** EXERCISE GOAL **
Verbatim output of all the material below is required.

** PROVIDED DATA **
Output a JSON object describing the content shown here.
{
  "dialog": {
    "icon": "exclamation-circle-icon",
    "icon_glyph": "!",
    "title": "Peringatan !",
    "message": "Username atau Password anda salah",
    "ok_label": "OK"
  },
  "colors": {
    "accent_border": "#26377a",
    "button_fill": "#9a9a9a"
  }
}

** RESPONSE TO THE TASK **
Output a JSON object describing the content shown here.
{
  "dialog": {
    "icon": "exclamation-circle-icon",
    "icon_glyph": "!",
    "title": "Peringatan !",
    "message": "Username atau Password anda salah",
    "ok_label": "OK"
  },
  "colors": {
    "accent_border": "#26377a",
    "button_fill": "#9a9a9a"
  }
}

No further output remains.